Data for the task:
^^^^

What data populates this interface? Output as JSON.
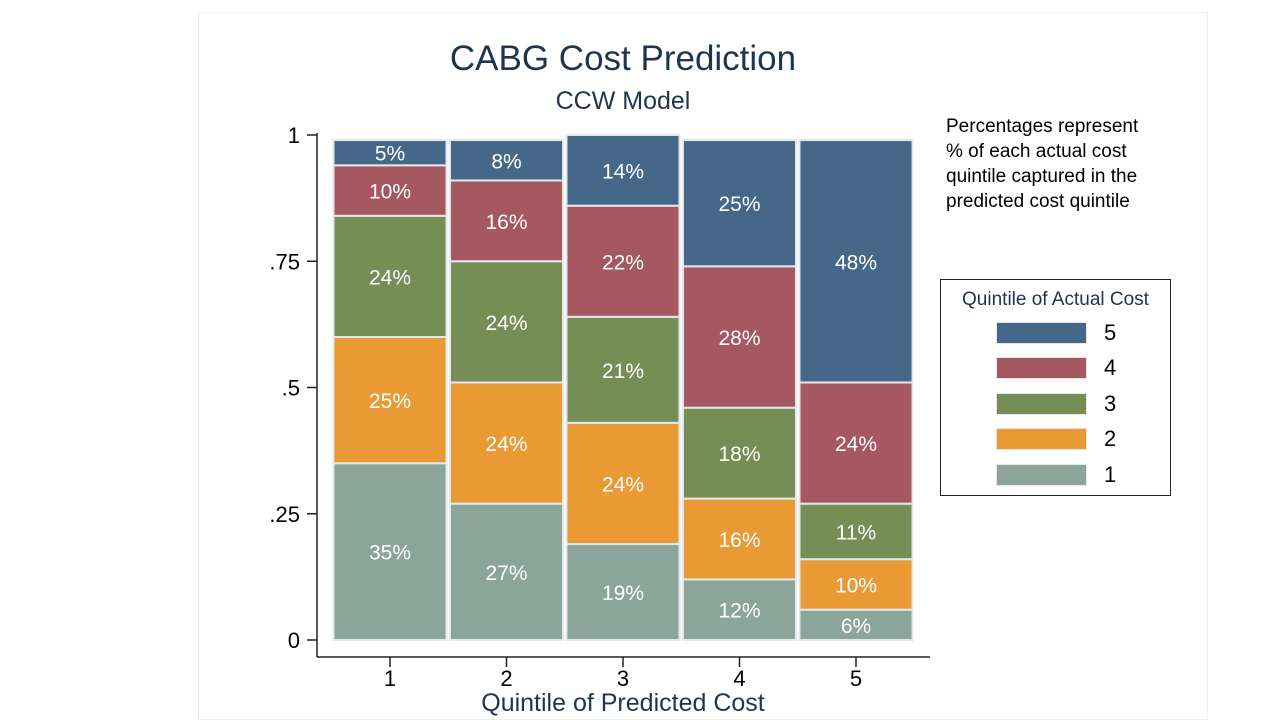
{
  "chart_data": {
    "type": "bar",
    "stacked": true,
    "title": "CABG Cost Prediction",
    "subtitle": "CCW Model",
    "xlabel": "Quintile of Predicted Cost",
    "categories": [
      "1",
      "2",
      "3",
      "4",
      "5"
    ],
    "y_ticks": [
      {
        "value": 0,
        "label": "0"
      },
      {
        "value": 0.25,
        "label": ".25"
      },
      {
        "value": 0.5,
        "label": ".5"
      },
      {
        "value": 0.75,
        "label": ".75"
      },
      {
        "value": 1,
        "label": "1"
      }
    ],
    "ylim": [
      0,
      1
    ],
    "series": [
      {
        "name": "1",
        "color": "#8ba59b",
        "values": [
          0.35,
          0.27,
          0.19,
          0.12,
          0.06
        ],
        "labels": [
          "35%",
          "27%",
          "19%",
          "12%",
          "6%"
        ]
      },
      {
        "name": "2",
        "color": "#e99a35",
        "values": [
          0.25,
          0.24,
          0.24,
          0.16,
          0.1
        ],
        "labels": [
          "25%",
          "24%",
          "24%",
          "16%",
          "10%"
        ]
      },
      {
        "name": "3",
        "color": "#768d55",
        "values": [
          0.24,
          0.24,
          0.21,
          0.18,
          0.11
        ],
        "labels": [
          "24%",
          "24%",
          "21%",
          "18%",
          "11%"
        ]
      },
      {
        "name": "4",
        "color": "#a5585f",
        "values": [
          0.1,
          0.16,
          0.22,
          0.28,
          0.24
        ],
        "labels": [
          "10%",
          "16%",
          "22%",
          "28%",
          "24%"
        ]
      },
      {
        "name": "5",
        "color": "#466888",
        "values": [
          0.05,
          0.08,
          0.14,
          0.25,
          0.48
        ],
        "labels": [
          "5%",
          "8%",
          "14%",
          "25%",
          "48%"
        ]
      }
    ],
    "legend": {
      "title": "Quintile of Actual Cost",
      "position": "right",
      "entries": [
        {
          "label": "5",
          "color": "#466888"
        },
        {
          "label": "4",
          "color": "#a5585f"
        },
        {
          "label": "3",
          "color": "#768d55"
        },
        {
          "label": "2",
          "color": "#e99a35"
        },
        {
          "label": "1",
          "color": "#8ba59b"
        }
      ]
    }
  },
  "note": {
    "lines": [
      "Percentages represent",
      "% of each actual cost",
      "quintile captured in the",
      "predicted cost quintile"
    ]
  }
}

^^^^

Set task: Looking at the entries above, state how many lines contain "color"; give the number alone.

Result for this exercise: 10